* **Your task**: Tally up the lines that include "label" and state that number by itself.

== Records shown

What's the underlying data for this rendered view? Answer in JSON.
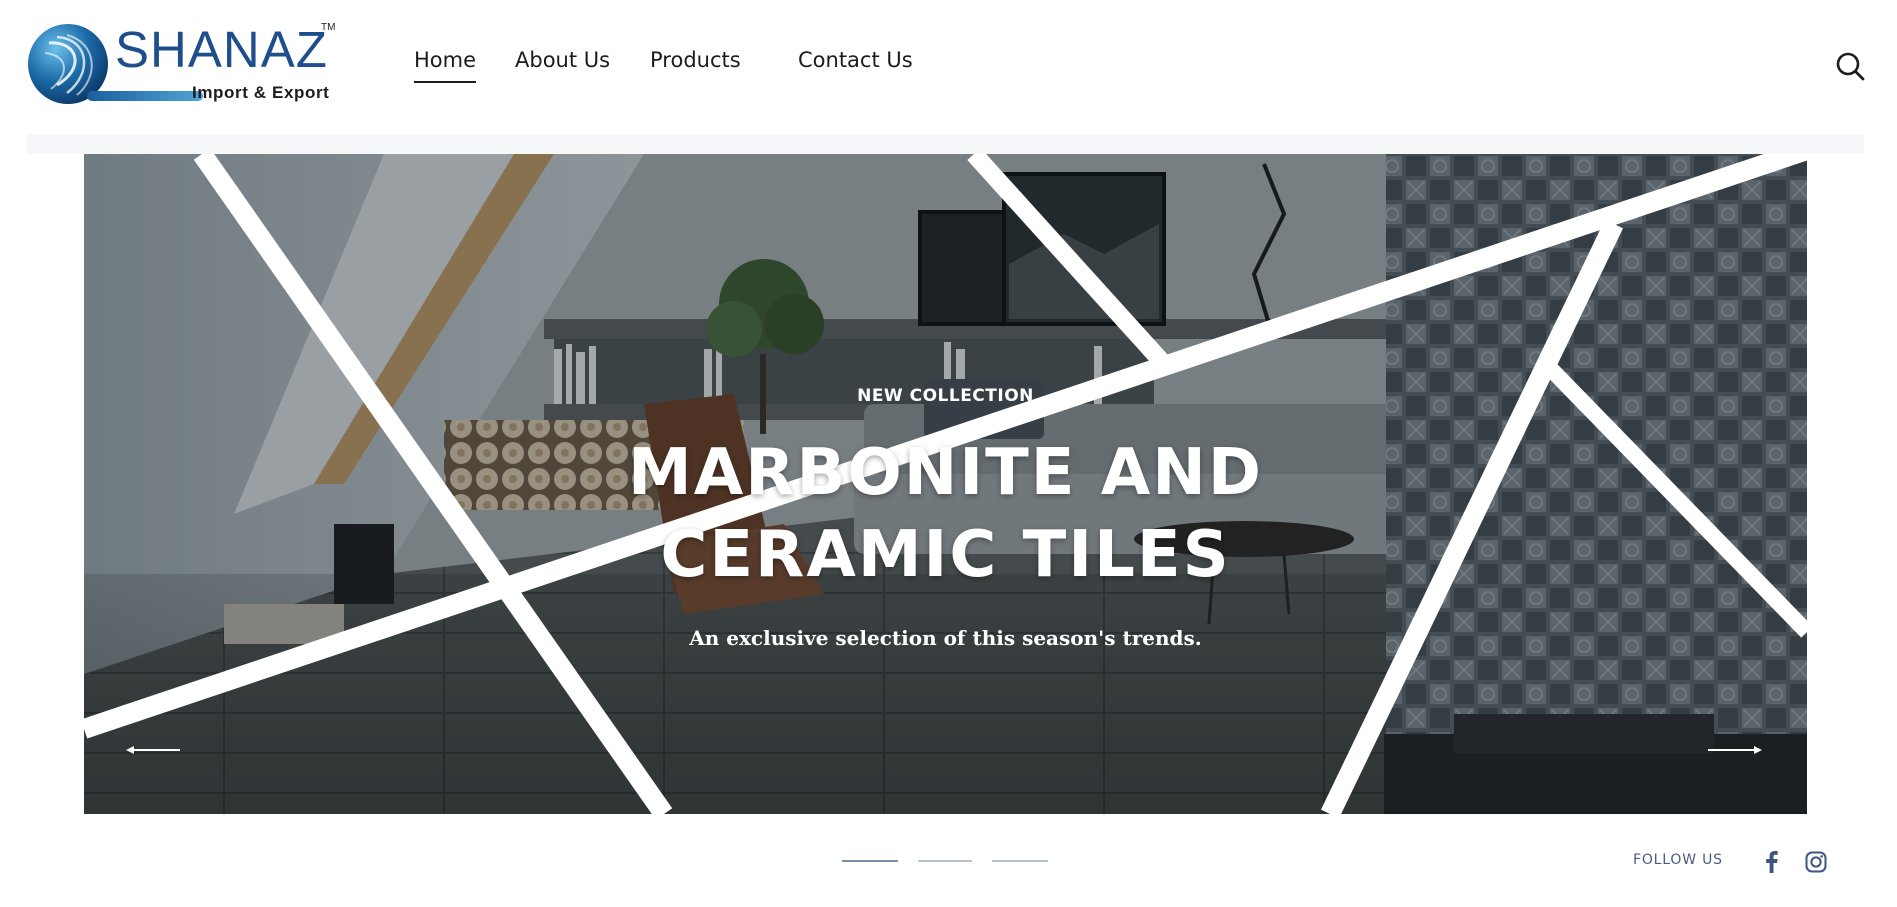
{
  "brand": {
    "name": "SHANAZ",
    "trademark": "TM",
    "tagline": "Import & Export"
  },
  "nav": {
    "items": [
      {
        "label": "Home",
        "active": true
      },
      {
        "label": "About Us",
        "active": false
      },
      {
        "label": "Products",
        "active": false
      },
      {
        "label": "Contact Us",
        "active": false
      }
    ]
  },
  "hero": {
    "eyebrow": "NEW COLLECTION",
    "headline_line1": "MARBONITE AND",
    "headline_line2": "CERAMIC TILES",
    "tagline": "An exclusive selection of this season's trends."
  },
  "slider": {
    "slide_count": 3,
    "active_index": 0
  },
  "social": {
    "label": "FOLLOW US",
    "icons": [
      "facebook-icon",
      "instagram-icon"
    ]
  },
  "colors": {
    "brand_blue": "#1f4e8c",
    "text_dark": "#1c1c1c",
    "follow_text": "#4a5c80"
  }
}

====

* **Expected output**: 5